[Begin Excerpted records]

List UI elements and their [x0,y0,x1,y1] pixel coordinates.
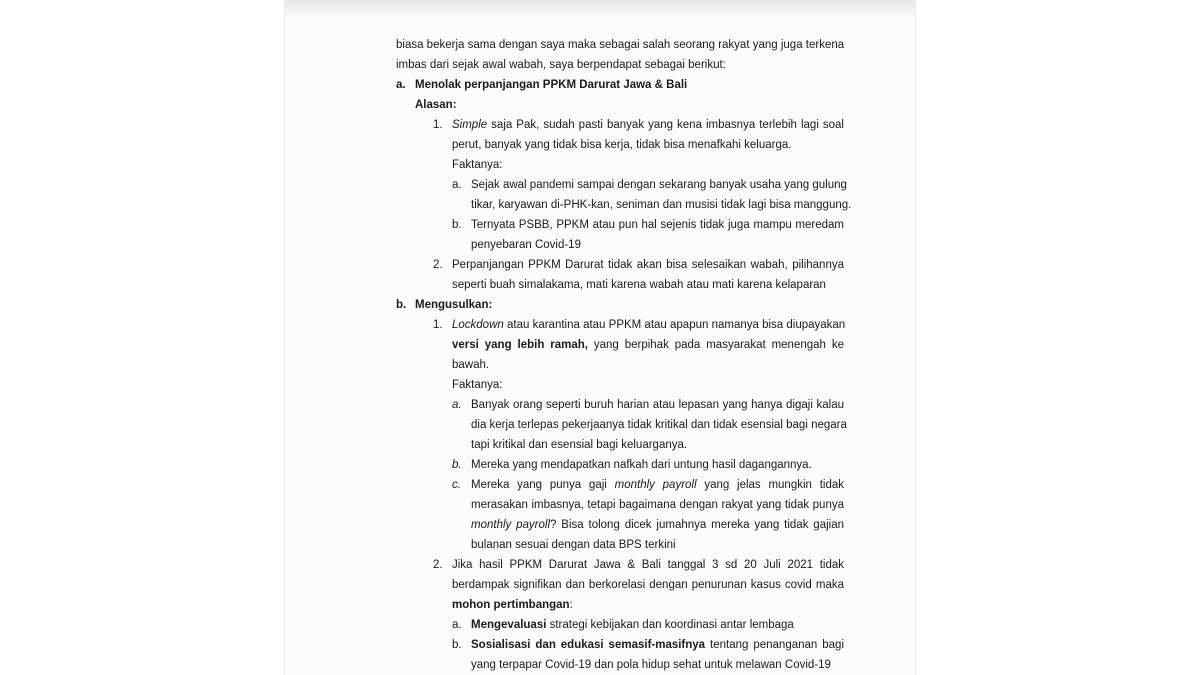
b-fakta-b-marker: b. [452,459,462,471]
a-fakta-b-line-2: penyebaran Covid-19 [471,239,581,251]
b-item-2-line-1: Jika hasil PPKM Darurat Jawa & Bali tanggal 3 sd 20 Juli 2021 tidak [452,559,844,571]
b-item-2-colon: : [569,599,573,611]
b-fakta-c-italic-2: monthly payroll [471,519,551,531]
b-fakta-c-line-3 [471,518,844,532]
a-item-1-number: 1. [433,119,443,131]
a-fakta-a-line-2: tikar, karyawan di-PHK-kan, seniman dan musisi tidak lagi bisa manggung. [471,199,852,211]
a-item-1-faktanya: Faktanya: [452,159,503,171]
a-item-2-line-1: Perpanjangan PPKM Darurat tidak akan bisa selesaikan wabah, pilihannya [452,259,844,271]
b-fakta-c-italic-1: monthly payroll [614,479,697,491]
a-fakta-a-marker: a. [452,179,462,191]
b-fakta-c-text-2: yang jelas mungkin tidak [696,479,844,491]
intro-line-2: imbas dari sejak awal wabah, saya berpendapat sebagai berikut: [396,59,726,71]
b-fakta-b-line-1: Mereka yang mendapatkan nafkah dari untung hasil dagangannya. [471,459,812,471]
b-item-2-bold: mohon pertimbangan [452,599,570,611]
a-item-1-line-2: perut, banyak yang tidak bisa kerja, tidak bisa menafkahi keluarga. [452,139,792,151]
b-item-2-line-3 [452,598,573,612]
alasan-label: Alasan: [415,99,457,111]
b-fakta-a-line-3: tapi kritikal dan esensial bagi keluarganya. [471,439,688,451]
a-item-2-number: 2. [433,259,443,271]
a-item-1-italic: Simple [452,119,488,131]
b-item-1-italic: Lockdown [452,319,504,331]
b-item-1-faktanya: Faktanya: [452,379,503,391]
b-fakta-c-line-1 [471,478,844,492]
b-fakta-c-text-1: Mereka yang punya gaji [471,479,615,491]
b-item-1-number: 1. [433,319,443,331]
a-item-1-line-1 [452,118,844,132]
b-fakta-a-marker: a. [452,399,462,411]
b-item-1-line-2 [452,338,844,352]
a-fakta-b-line-1: Ternyata PSBB, PPKM atau pun hal sejenis tidak juga mampu meredam [471,219,844,231]
intro-line-1: biasa bekerja sama dengan saya maka sebagai salah seorang rakyat yang juga terkena [396,39,845,51]
b-item-1-line-2-text: yang berpihak pada masyarakat menengah ke [587,339,844,351]
b-fakta-c-line-2: merasakan imbasnya, tetapi bagaimana dengan rakyat yang tidak punya [471,499,844,511]
a-item-2-line-2: seperti buah simalakama, mati karena wabah atau mati karena kelaparan [452,279,826,291]
b-item-1-text: atau karantina atau PPKM atau apapun namanya bisa diupayakan [503,319,846,331]
b-item-2-sub-a-line [471,618,794,632]
b-fakta-a-line-1: Banyak orang seperti buruh harian atau lepasan yang hanya digaji kalau [471,399,844,411]
b-item-2-sub-a-marker: a. [452,619,462,631]
a-fakta-b-marker: b. [452,219,462,231]
b-fakta-c-line-4: bulanan sesuai dengan data BPS terkini [471,539,676,551]
b-item-2-sub-a-text: strategi kebijakan dan koordinasi antar lembaga [546,619,794,631]
b-fakta-c-marker: c. [452,479,461,491]
b-item-2-sub-b-line-2: yang terpapar Covid-19 dan pola hidup sehat untuk melawan Covid-19 [471,659,831,671]
b-item-2-sub-b-bold: Sosialisasi dan edukasi semasif-masifnya [471,639,706,651]
b-item-2-line-2: berdampak signifikan dan berkorelasi dengan penurunan kasus covid maka [452,579,844,591]
a-item-1-text: saja Pak, sudah pasti banyak yang kena imbasnya terlebih lagi soal [487,119,844,131]
b-fakta-a-line-2: dia kerja terlepas pekerjaanya tidak kritikal dan tidak esensial bagi negara [471,419,847,431]
b-fakta-c-text-3: ? Bisa tolong dicek jumahnya mereka yang tidak gajian [550,519,845,531]
section-b-heading: Mengusulkan: [415,299,493,311]
document-page [285,0,915,675]
b-item-2-sub-b-text: tentang penanganan bagi [705,639,844,651]
section-a-heading: Menolak perpanjangan PPKM Darurat Jawa & Bali [415,79,688,91]
b-item-1-line-3: bawah. [452,359,490,371]
section-a-marker: a. [396,79,406,91]
b-item-2-sub-a-bold: Mengevaluasi [471,619,547,631]
b-item-2-sub-b-marker: b. [452,639,462,651]
b-item-2-sub-b-line-1 [471,638,844,652]
a-fakta-a-line-1: Sejak awal pandemi sampai dengan sekarang banyak usaha yang gulung [471,179,847,191]
b-item-1-bold: versi yang lebih ramah, [452,339,588,351]
b-item-2-number: 2. [433,559,443,571]
section-b-marker: b. [396,299,407,311]
b-item-1-line-1 [452,318,844,332]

[End Excerpted records]

Brief:
Swap "Jawa & Bali" for "Jawa-Bali" throughout all the lines above and write them out again with nothing else changed. Leave the pictures out.

Output for this exercise:
List UI elements and their [x0,y0,x1,y1] pixel coordinates.
b-fakta-b-marker: b. [452,459,462,471]
a-fakta-b-line-2: penyebaran Covid-19 [471,239,581,251]
b-item-2-line-1: Jika hasil PPKM Darurat Jawa-Bali tanggal 3 sd 20 Juli 2021 tidak [452,559,844,571]
b-item-2-colon: : [569,599,573,611]
b-fakta-c-italic-2: monthly payroll [471,519,551,531]
b-fakta-c-line-3 [471,518,844,532]
a-item-1-number: 1. [433,119,443,131]
a-fakta-a-line-2: tikar, karyawan di-PHK-kan, seniman dan musisi tidak lagi bisa manggung. [471,199,852,211]
a-item-1-faktanya: Faktanya: [452,159,503,171]
a-item-2-line-1: Perpanjangan PPKM Darurat tidak akan bisa selesaikan wabah, pilihannya [452,259,844,271]
b-fakta-c-italic-1: monthly payroll [614,479,697,491]
a-fakta-a-marker: a. [452,179,462,191]
b-fakta-c-text-2: yang jelas mungkin tidak [696,479,844,491]
intro-line-2: imbas dari sejak awal wabah, saya berpendapat sebagai berikut: [396,59,726,71]
b-fakta-b-line-1: Mereka yang mendapatkan nafkah dari untung hasil dagangannya. [471,459,812,471]
b-item-2-bold: mohon pertimbangan [452,599,570,611]
a-item-1-line-2: perut, banyak yang tidak bisa kerja, tidak bisa menafkahi keluarga. [452,139,792,151]
b-item-2-line-3 [452,598,573,612]
alasan-label: Alasan: [415,99,457,111]
b-fakta-a-line-3: tapi kritikal dan esensial bagi keluarganya. [471,439,688,451]
a-item-2-number: 2. [433,259,443,271]
a-item-1-italic: Simple [452,119,488,131]
b-item-1-italic: Lockdown [452,319,504,331]
b-item-1-faktanya: Faktanya: [452,379,503,391]
b-fakta-c-line-1 [471,478,844,492]
b-fakta-c-text-1: Mereka yang punya gaji [471,479,615,491]
b-item-1-number: 1. [433,319,443,331]
a-item-1-line-1 [452,118,844,132]
b-fakta-a-marker: a. [452,399,462,411]
b-item-1-line-2 [452,338,844,352]
a-fakta-b-line-1: Ternyata PSBB, PPKM atau pun hal sejenis tidak juga mampu meredam [471,219,844,231]
intro-line-1: biasa bekerja sama dengan saya maka sebagai salah seorang rakyat yang juga terkena [396,39,845,51]
b-item-1-line-2-text: yang berpihak pada masyarakat menengah ke [587,339,844,351]
b-fakta-c-line-2: merasakan imbasnya, tetapi bagaimana dengan rakyat yang tidak punya [471,499,844,511]
a-item-2-line-2: seperti buah simalakama, mati karena wabah atau mati karena kelaparan [452,279,826,291]
b-item-1-text: atau karantina atau PPKM atau apapun namanya bisa diupayakan [503,319,846,331]
b-item-2-sub-a-line [471,618,794,632]
b-fakta-a-line-1: Banyak orang seperti buruh harian atau lepasan yang hanya digaji kalau [471,399,844,411]
b-item-2-sub-a-marker: a. [452,619,462,631]
a-fakta-b-marker: b. [452,219,462,231]
b-fakta-c-line-4: bulanan sesuai dengan data BPS terkini [471,539,676,551]
b-item-2-sub-a-text: strategi kebijakan dan koordinasi antar lembaga [546,619,794,631]
b-fakta-c-marker: c. [452,479,461,491]
b-item-2-sub-b-line-2: yang terpapar Covid-19 dan pola hidup sehat untuk melawan Covid-19 [471,659,831,671]
b-item-2-sub-b-bold: Sosialisasi dan edukasi semasif-masifnya [471,639,706,651]
b-item-2-line-2: berdampak signifikan dan berkorelasi dengan penurunan kasus covid maka [452,579,844,591]
a-item-1-text: saja Pak, sudah pasti banyak yang kena imbasnya terlebih lagi soal [487,119,844,131]
b-fakta-a-line-2: dia kerja terlepas pekerjaanya tidak kritikal dan tidak esensial bagi negara [471,419,847,431]
b-fakta-c-text-3: ? Bisa tolong dicek jumahnya mereka yang tidak gajian [550,519,845,531]
section-b-heading: Mengusulkan: [415,299,493,311]
document-page [285,0,915,675]
b-item-2-sub-b-text: tentang penanganan bagi [705,639,844,651]
section-a-heading: Menolak perpanjangan PPKM Darurat Jawa-Bali [415,79,688,91]
b-item-1-line-3: bawah. [452,359,490,371]
section-a-marker: a. [396,79,406,91]
b-item-2-sub-a-bold: Mengevaluasi [471,619,547,631]
b-item-2-sub-b-marker: b. [452,639,462,651]
b-item-2-sub-b-line-1 [471,638,844,652]
a-fakta-a-line-1: Sejak awal pandemi sampai dengan sekarang banyak usaha yang gulung [471,179,847,191]
b-item-1-bold: versi yang lebih ramah, [452,339,588,351]
b-item-2-number: 2. [433,559,443,571]
section-b-marker: b. [396,299,407,311]
b-item-1-line-1 [452,318,844,332]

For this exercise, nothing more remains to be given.